TASK STATEMENT
Give the number of lines that include the word "Yatırım", nothing more.

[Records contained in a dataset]
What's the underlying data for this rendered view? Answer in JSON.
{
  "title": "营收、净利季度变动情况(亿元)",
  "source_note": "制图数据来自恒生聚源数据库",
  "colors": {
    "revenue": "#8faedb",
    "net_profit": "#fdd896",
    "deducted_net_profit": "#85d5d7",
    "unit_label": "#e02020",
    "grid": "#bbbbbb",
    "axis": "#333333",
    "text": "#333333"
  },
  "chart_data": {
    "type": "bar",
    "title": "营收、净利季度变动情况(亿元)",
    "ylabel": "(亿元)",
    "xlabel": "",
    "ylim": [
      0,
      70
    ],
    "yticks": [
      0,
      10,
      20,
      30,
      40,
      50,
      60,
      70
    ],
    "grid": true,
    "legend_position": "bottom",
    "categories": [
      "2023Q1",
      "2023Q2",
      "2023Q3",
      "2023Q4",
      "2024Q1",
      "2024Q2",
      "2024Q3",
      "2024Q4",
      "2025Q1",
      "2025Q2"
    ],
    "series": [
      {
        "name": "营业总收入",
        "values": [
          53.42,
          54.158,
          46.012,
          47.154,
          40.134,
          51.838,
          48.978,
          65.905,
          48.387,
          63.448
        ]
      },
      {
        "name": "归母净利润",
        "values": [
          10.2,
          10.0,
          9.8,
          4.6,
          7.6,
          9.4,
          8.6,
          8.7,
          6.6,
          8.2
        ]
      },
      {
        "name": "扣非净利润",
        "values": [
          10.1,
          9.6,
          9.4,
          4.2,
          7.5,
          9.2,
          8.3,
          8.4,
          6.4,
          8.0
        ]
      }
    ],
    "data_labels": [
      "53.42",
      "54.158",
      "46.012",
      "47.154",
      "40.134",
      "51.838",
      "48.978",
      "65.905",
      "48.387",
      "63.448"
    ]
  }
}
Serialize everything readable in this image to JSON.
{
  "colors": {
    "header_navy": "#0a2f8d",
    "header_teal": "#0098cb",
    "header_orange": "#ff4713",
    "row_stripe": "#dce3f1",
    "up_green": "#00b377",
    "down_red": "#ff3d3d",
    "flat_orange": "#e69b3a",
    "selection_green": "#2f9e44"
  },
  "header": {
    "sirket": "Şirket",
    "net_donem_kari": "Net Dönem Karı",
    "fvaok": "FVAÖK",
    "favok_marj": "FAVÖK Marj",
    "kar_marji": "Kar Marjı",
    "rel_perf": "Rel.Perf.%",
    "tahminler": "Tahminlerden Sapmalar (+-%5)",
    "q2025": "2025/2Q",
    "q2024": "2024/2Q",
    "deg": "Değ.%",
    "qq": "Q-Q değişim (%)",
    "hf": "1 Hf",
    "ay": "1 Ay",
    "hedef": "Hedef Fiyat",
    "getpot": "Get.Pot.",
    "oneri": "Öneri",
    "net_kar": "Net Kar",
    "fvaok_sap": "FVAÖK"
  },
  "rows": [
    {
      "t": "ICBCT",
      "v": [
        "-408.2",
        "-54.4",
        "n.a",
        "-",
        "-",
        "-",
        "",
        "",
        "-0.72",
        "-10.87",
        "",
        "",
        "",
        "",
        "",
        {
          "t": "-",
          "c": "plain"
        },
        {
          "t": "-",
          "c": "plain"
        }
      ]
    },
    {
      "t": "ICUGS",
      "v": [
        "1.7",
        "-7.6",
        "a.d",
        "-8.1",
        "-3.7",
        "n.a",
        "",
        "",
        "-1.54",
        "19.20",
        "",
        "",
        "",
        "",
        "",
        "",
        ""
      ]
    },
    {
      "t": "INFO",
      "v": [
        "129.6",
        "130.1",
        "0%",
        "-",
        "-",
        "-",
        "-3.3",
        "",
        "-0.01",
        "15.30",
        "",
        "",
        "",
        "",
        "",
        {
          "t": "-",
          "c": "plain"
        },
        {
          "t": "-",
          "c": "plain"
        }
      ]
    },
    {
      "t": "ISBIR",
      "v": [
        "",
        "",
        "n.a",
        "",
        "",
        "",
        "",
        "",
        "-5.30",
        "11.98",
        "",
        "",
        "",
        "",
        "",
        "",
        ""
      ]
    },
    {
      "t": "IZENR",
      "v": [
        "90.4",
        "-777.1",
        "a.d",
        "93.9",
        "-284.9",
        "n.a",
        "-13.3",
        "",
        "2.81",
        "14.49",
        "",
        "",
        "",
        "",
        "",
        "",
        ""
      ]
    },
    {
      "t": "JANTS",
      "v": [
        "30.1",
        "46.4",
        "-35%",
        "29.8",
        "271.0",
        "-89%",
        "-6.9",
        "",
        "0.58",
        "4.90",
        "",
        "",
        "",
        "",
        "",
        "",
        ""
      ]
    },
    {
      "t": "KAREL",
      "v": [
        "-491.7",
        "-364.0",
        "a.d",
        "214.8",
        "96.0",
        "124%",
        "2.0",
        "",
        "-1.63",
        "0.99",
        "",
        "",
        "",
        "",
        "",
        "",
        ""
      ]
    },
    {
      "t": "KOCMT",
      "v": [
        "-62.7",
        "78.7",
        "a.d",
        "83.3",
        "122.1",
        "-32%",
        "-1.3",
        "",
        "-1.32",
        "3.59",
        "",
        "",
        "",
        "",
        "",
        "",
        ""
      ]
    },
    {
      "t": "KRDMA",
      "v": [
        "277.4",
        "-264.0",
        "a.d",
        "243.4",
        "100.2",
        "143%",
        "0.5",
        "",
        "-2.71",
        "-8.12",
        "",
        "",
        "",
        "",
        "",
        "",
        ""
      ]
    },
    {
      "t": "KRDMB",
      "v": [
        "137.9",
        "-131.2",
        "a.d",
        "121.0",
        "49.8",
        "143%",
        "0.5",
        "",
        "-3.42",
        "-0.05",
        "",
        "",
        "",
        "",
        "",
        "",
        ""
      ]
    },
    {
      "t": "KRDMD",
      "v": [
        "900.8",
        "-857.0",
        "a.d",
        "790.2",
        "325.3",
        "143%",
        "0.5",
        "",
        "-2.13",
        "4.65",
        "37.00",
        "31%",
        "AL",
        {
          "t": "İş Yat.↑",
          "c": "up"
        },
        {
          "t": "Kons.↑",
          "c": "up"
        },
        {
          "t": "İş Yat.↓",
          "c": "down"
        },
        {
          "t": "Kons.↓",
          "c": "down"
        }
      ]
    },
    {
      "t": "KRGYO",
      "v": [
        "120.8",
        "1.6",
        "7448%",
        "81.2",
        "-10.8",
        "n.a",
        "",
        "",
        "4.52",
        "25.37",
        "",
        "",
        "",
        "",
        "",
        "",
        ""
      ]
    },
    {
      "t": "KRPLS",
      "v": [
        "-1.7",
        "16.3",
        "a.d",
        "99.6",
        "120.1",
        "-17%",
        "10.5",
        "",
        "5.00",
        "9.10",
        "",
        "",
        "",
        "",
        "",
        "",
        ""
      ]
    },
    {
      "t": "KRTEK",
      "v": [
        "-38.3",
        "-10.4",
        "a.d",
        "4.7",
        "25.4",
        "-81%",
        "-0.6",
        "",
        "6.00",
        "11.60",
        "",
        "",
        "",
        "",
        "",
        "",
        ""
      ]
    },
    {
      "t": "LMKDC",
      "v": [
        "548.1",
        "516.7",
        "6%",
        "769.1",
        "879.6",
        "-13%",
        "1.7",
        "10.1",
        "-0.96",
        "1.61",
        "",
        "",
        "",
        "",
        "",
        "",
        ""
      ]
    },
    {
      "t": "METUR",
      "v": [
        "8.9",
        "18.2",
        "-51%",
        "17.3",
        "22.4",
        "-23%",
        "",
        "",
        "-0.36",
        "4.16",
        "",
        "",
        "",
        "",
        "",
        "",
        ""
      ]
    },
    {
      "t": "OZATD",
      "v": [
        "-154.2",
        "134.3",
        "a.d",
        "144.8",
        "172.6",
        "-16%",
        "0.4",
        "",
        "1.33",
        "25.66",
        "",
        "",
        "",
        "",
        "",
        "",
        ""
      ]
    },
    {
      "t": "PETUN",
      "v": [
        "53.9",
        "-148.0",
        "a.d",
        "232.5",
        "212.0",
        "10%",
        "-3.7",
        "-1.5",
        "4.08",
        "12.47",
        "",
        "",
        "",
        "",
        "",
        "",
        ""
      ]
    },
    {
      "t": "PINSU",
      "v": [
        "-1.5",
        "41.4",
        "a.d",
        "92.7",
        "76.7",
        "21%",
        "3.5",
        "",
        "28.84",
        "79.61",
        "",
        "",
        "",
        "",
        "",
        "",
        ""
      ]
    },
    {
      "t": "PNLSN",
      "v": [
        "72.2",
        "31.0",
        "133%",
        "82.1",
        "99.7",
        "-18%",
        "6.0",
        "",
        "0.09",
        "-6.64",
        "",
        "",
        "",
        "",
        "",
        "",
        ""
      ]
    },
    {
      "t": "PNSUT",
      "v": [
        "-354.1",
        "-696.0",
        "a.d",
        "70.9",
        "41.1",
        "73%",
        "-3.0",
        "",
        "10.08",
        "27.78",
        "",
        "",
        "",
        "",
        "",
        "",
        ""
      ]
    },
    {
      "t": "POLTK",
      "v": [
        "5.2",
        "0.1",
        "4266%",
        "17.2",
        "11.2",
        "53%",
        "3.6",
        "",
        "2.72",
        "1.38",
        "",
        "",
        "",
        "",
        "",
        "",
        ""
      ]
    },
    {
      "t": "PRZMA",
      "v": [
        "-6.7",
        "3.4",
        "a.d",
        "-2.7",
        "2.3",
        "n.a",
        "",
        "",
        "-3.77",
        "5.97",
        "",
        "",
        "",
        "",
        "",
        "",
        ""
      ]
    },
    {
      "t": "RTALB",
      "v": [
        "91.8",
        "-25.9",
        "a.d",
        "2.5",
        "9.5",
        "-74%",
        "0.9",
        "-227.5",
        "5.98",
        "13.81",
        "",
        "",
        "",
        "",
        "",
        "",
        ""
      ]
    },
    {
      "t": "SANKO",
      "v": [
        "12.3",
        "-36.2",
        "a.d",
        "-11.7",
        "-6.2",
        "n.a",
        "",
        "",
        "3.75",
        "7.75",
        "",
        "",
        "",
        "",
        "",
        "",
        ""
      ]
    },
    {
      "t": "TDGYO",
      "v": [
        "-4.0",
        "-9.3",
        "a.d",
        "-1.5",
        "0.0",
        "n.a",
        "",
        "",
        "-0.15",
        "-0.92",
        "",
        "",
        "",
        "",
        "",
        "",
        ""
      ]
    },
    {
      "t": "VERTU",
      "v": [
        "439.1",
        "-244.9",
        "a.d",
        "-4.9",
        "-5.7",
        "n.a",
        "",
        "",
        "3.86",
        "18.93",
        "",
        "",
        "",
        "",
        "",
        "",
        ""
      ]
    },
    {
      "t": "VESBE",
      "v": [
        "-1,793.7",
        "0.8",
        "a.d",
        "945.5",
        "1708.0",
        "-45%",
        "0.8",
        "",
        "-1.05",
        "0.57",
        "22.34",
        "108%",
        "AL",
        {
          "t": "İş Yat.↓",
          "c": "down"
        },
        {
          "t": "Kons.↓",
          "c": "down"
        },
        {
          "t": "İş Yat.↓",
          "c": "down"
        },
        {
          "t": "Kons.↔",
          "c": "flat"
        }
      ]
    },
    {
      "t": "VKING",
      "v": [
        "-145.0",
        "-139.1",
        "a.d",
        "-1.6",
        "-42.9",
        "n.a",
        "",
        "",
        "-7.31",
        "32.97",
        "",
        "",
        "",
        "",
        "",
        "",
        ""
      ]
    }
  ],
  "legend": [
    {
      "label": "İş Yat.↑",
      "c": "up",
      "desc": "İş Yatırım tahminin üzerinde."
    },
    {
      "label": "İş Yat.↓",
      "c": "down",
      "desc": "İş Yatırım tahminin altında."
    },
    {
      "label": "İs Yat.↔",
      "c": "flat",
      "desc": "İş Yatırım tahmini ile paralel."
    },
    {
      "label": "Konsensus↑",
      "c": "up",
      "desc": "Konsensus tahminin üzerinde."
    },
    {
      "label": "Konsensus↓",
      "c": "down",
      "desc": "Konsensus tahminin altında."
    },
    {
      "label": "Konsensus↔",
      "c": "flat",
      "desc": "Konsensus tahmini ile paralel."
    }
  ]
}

RESULT FOR THIS EXERCISE
3